Source records
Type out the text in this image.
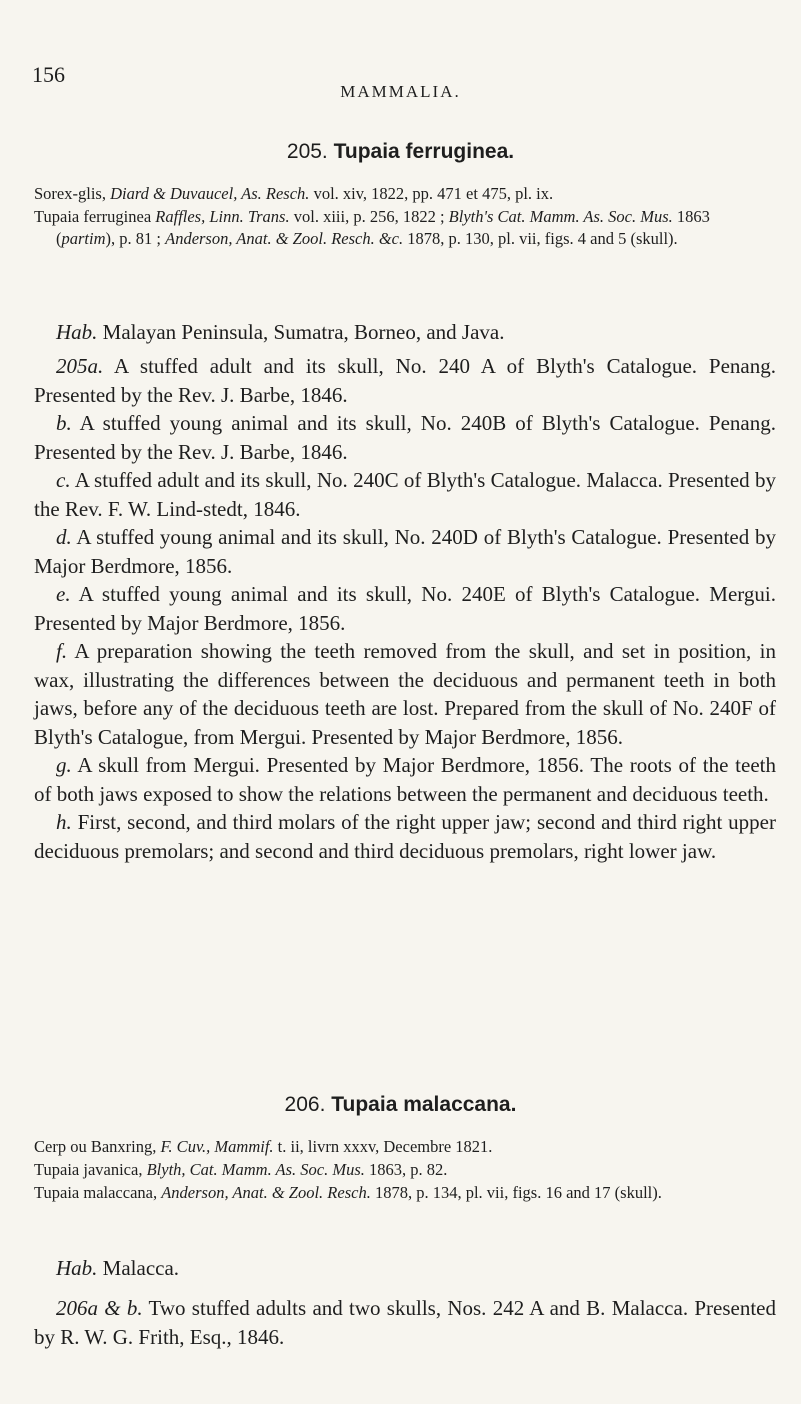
156
MAMMALIA.
205. Tupaia ferruginea.

Sorex-glis, Diard & Duvaucel, As. Resch. vol. xiv, 1822, pp. 471 et 475, pl. ix.

Tupaia ferruginea Raffles, Linn. Trans. vol. xiii, p. 256, 1822 ; Blyth's Cat. Mamm. As. Soc. Mus. 1863 (partim), p. 81 ; Anderson, Anat. & Zool. Resch. &c. 1878, p. 130, pl. vii, figs. 4 and 5 (skull).

Hab. Malayan Peninsula, Sumatra, Borneo, and Java.

205a. A stuffed adult and its skull, No. 240 A of Blyth's Catalogue. Penang. Presented by the Rev. J. Barbe, 1846.

b. A stuffed young animal and its skull, No. 240B of Blyth's Catalogue. Penang. Presented by the Rev. J. Barbe, 1846.

c. A stuffed adult and its skull, No. 240C of Blyth's Catalogue. Malacca. Presented by the Rev. F. W. Lind-stedt, 1846.

d. A stuffed young animal and its skull, No. 240D of Blyth's Catalogue. Presented by Major Berdmore, 1856.

e. A stuffed young animal and its skull, No. 240E of Blyth's Catalogue. Mergui. Presented by Major Berdmore, 1856.

f. A preparation showing the teeth removed from the skull, and set in position, in wax, illustrating the differences between the deciduous and permanent teeth in both jaws, before any of the deciduous teeth are lost. Prepared from the skull of No. 240F of Blyth's Catalogue, from Mergui. Presented by Major Berdmore, 1856.

g. A skull from Mergui. Presented by Major Berdmore, 1856. The roots of the teeth of both jaws exposed to show the relations between the permanent and deciduous teeth.

h. First, second, and third molars of the right upper jaw; second and third right upper deciduous premolars; and second and third deciduous premolars, right lower jaw.

206. Tupaia malaccana.

Cerp ou Banxring, F. Cuv., Mammif. t. ii, livrn xxxv, Decembre 1821.

Tupaia javanica, Blyth, Cat. Mamm. As. Soc. Mus. 1863, p. 82.

Tupaia malaccana, Anderson, Anat. & Zool. Resch. 1878, p. 134, pl. vii, figs. 16 and 17 (skull).

Hab. Malacca.

206a & b. Two stuffed adults and two skulls, Nos. 242 A and B. Malacca. Presented by R. W. G. Frith, Esq., 1846.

_What the task asks_. Locate the string "ferruginea" in the listing above and copy every line where it occurs.

_Response to this task_.
205. Tupaia ferruginea.
Tupaia ferruginea Raffles, Linn. Trans. vol. xiii, p. 256, 1822 ; Blyth's Cat. Mamm. As. Soc. Mus. 1863 (partim), p. 81 ; Anderson, Anat. & Zool. Resch. &c. 1878, p. 130, pl. vii, figs. 4 and 5 (skull).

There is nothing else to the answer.